- _DATA SECTION_
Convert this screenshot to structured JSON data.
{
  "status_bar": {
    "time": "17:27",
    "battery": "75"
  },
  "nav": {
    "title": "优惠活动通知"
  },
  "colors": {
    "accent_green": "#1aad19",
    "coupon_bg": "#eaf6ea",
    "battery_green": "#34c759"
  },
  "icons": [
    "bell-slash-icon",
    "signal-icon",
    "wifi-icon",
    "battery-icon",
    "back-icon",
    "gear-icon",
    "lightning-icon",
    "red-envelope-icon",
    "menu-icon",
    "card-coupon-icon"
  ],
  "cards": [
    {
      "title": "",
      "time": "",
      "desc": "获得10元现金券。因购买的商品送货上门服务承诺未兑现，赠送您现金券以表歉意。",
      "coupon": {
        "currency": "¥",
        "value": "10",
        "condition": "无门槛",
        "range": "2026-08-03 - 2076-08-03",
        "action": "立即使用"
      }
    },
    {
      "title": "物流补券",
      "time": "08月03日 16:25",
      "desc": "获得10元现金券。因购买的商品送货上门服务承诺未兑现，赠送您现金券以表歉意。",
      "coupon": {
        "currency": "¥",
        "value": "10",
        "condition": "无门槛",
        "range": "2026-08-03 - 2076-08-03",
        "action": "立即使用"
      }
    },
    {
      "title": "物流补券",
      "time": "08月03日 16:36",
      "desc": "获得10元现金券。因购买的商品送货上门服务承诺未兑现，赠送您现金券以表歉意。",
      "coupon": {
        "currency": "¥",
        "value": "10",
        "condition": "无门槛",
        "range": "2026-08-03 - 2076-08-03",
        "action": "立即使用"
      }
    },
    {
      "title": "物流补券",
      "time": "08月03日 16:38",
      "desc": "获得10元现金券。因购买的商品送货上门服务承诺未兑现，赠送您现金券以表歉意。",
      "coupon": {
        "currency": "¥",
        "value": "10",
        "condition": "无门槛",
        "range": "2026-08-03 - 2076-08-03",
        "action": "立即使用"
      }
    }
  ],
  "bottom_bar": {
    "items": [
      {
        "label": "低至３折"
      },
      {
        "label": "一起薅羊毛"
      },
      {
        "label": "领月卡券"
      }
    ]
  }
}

- _PROBLEM DESCRIPTION_
Write the complete data out, exactly as above.

- _RESPONSE TO THIS TASK_
Convert this screenshot to structured JSON data.
{
  "status_bar": {
    "time": "17:27",
    "battery": "75"
  },
  "nav": {
    "title": "优惠活动通知"
  },
  "colors": {
    "accent_green": "#1aad19",
    "coupon_bg": "#eaf6ea",
    "battery_green": "#34c759"
  },
  "icons": [
    "bell-slash-icon",
    "signal-icon",
    "wifi-icon",
    "battery-icon",
    "back-icon",
    "gear-icon",
    "lightning-icon",
    "red-envelope-icon",
    "menu-icon",
    "card-coupon-icon"
  ],
  "cards": [
    {
      "title": "",
      "time": "",
      "desc": "获得10元现金券。因购买的商品送货上门服务承诺未兑现，赠送您现金券以表歉意。",
      "coupon": {
        "currency": "¥",
        "value": "10",
        "condition": "无门槛",
        "range": "2026-08-03 - 2076-08-03",
        "action": "立即使用"
      }
    },
    {
      "title": "物流补券",
      "time": "08月03日 16:25",
      "desc": "获得10元现金券。因购买的商品送货上门服务承诺未兑现，赠送您现金券以表歉意。",
      "coupon": {
        "currency": "¥",
        "value": "10",
        "condition": "无门槛",
        "range": "2026-08-03 - 2076-08-03",
        "action": "立即使用"
      }
    },
    {
      "title": "物流补券",
      "time": "08月03日 16:36",
      "desc": "获得10元现金券。因购买的商品送货上门服务承诺未兑现，赠送您现金券以表歉意。",
      "coupon": {
        "currency": "¥",
        "value": "10",
        "condition": "无门槛",
        "range": "2026-08-03 - 2076-08-03",
        "action": "立即使用"
      }
    },
    {
      "title": "物流补券",
      "time": "08月03日 16:38",
      "desc": "获得10元现金券。因购买的商品送货上门服务承诺未兑现，赠送您现金券以表歉意。",
      "coupon": {
        "currency": "¥",
        "value": "10",
        "condition": "无门槛",
        "range": "2026-08-03 - 2076-08-03",
        "action": "立即使用"
      }
    }
  ],
  "bottom_bar": {
    "items": [
      {
        "label": "低至３折"
      },
      {
        "label": "一起薅羊毛"
      },
      {
        "label": "领月卡券"
      }
    ]
  }
}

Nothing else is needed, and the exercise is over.